▸ Task prompt: Look through the listing and locate every line containing the word "Kultur"; copy those lines.

-------- Excerpted records

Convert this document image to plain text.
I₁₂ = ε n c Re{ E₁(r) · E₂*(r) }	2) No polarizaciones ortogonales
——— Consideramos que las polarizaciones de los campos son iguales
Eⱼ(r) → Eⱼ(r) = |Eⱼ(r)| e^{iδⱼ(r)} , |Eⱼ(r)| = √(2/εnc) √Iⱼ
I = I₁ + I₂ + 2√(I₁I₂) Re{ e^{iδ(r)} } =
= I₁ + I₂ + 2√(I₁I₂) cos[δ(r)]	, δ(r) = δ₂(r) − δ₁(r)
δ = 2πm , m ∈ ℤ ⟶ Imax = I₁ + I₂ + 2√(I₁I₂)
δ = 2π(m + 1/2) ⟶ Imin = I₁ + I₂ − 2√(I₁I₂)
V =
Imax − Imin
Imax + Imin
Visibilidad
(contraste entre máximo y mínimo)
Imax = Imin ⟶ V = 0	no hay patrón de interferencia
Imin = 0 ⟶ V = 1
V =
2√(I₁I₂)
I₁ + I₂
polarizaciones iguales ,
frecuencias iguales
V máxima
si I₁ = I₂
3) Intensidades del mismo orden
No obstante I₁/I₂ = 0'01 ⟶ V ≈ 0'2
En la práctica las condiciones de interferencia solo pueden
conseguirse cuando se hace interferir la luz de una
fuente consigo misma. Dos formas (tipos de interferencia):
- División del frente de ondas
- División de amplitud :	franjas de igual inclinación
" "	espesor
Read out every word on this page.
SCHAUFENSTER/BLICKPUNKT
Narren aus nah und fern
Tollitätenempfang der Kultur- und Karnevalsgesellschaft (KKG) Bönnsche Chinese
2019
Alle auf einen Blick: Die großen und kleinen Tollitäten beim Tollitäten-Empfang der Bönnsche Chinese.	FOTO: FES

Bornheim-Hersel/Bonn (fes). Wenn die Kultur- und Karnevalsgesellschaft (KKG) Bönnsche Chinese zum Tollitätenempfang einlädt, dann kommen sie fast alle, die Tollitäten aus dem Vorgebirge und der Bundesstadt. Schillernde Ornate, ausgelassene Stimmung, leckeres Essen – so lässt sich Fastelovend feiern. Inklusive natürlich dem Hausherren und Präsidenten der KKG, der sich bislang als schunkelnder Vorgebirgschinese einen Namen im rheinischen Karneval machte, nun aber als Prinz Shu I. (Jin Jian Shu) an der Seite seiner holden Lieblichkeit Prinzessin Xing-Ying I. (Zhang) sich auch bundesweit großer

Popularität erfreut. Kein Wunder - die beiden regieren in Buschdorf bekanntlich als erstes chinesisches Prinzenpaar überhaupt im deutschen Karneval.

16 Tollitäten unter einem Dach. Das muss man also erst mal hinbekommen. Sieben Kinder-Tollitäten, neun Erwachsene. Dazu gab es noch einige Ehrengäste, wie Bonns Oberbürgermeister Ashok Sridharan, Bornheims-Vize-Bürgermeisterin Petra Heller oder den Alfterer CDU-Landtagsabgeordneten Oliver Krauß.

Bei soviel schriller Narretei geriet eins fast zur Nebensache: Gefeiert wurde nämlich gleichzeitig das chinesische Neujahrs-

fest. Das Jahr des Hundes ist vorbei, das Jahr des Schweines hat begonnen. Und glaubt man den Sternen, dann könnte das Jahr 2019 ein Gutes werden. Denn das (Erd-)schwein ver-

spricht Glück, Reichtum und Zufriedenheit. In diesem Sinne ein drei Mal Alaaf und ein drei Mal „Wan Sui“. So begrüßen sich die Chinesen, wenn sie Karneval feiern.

----------------

▸ Expected output:
Tollitätenempfang der Kultur- und Karnevalsgesellschaft (KKG) Bönnsche Chinese
Bornheim-Hersel/Bonn (fes). Wenn die Kultur- und Karnevalsgesellschaft (KKG) Bönnsche Chinese zum Tollitätenempfang einlädt, dann kommen sie fast alle, die Tollitäten aus dem Vorgebirge und der Bundesstadt. Schillernde Ornate, ausgelassene Stimmung, leckeres Essen – so lässt sich Fastelovend feiern. Inklusive natürlich dem Hausherren und Präsidenten der KKG, der sich bislang als schunkelnder Vorgebirgschinese einen Namen im rheinischen Karneval machte, nun aber als Prinz Shu I. (Jin Jian Shu) an der Seite seiner holden Lieblichkeit Prinzessin Xing-Ying I. (Zhang) sich auch bundesweit großer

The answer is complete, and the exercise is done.